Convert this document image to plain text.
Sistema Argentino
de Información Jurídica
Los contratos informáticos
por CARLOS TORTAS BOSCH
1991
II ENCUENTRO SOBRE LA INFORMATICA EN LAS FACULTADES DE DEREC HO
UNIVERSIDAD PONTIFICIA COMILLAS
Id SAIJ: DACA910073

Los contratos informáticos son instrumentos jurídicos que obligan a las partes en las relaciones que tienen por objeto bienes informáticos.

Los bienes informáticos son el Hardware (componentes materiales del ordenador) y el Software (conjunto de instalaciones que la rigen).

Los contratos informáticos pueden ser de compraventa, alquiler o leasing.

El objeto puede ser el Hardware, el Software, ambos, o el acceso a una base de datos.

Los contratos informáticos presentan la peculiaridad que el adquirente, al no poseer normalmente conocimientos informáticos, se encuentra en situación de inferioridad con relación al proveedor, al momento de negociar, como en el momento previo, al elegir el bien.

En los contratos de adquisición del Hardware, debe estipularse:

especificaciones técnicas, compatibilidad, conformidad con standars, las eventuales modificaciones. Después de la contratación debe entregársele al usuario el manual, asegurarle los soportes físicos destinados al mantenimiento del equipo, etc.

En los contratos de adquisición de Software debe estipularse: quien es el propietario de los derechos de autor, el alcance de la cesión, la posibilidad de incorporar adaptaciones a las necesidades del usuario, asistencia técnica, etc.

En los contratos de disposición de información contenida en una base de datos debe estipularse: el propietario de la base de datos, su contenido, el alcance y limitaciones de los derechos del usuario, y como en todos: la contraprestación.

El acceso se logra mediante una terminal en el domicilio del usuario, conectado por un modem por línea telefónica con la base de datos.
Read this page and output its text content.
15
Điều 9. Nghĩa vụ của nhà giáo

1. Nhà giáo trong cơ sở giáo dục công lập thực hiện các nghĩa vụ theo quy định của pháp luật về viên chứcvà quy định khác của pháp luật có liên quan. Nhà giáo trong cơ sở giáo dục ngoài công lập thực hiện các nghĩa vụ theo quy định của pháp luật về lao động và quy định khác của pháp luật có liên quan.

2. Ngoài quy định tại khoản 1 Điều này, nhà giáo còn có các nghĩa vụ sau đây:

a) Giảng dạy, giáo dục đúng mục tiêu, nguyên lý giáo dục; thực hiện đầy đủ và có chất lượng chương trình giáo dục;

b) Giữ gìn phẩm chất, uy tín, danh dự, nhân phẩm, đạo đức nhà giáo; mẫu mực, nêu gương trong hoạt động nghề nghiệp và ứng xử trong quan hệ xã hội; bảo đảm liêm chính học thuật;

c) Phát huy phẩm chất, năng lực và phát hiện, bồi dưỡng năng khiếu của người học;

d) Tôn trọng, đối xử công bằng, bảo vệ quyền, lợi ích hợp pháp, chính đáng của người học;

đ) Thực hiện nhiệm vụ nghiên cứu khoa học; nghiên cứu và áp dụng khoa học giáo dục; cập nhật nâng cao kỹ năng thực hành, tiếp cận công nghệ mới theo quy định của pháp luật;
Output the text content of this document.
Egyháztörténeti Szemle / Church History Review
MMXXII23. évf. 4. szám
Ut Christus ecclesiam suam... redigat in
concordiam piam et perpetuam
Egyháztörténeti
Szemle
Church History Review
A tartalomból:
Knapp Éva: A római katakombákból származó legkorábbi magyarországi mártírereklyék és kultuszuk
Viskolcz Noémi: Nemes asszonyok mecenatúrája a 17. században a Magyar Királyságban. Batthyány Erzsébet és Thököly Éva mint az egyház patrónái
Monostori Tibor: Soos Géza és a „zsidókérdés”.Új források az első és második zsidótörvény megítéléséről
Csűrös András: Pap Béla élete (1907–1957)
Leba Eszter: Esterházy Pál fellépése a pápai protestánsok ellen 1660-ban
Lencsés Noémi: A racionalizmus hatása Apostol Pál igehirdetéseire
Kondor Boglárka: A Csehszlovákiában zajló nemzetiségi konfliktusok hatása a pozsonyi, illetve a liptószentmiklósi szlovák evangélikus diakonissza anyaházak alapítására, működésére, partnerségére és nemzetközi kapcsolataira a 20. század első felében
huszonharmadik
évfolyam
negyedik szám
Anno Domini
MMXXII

○ ○ ○ ○ ○

:: Problem ::
Begin with the line containing "Output the text content of this document." and repeat each line exactly until the records above end.

:: Written solution ::
Output the text content of this document.
Egyháztörténeti Szemle / Church History Review
MMXXII23. évf. 4. szám
Ut Christus ecclesiam suam... redigat in
concordiam piam et perpetuam
Egyháztörténeti
Szemle
Church History Review
A tartalomból:
Knapp Éva: A római katakombákból származó legkorábbi magyarországi mártírereklyék és kultuszuk
Viskolcz Noémi: Nemes asszonyok mecenatúrája a 17. században a Magyar Királyságban. Batthyány Erzsébet és Thököly Éva mint az egyház patrónái
Monostori Tibor: Soos Géza és a „zsidókérdés”.Új források az első és második zsidótörvény megítéléséről
Csűrös András: Pap Béla élete (1907–1957)
Leba Eszter: Esterházy Pál fellépése a pápai protestánsok ellen 1660-ban
Lencsés Noémi: A racionalizmus hatása Apostol Pál igehirdetéseire
Kondor Boglárka: A Csehszlovákiában zajló nemzetiségi konfliktusok hatása a pozsonyi, illetve a liptószentmiklósi szlovák evangélikus diakonissza anyaházak alapítására, működésére, partnerségére és nemzetközi kapcsolataira a 20. század első felében
huszonharmadik
évfolyam
negyedik szám
Anno Domini
MMXXII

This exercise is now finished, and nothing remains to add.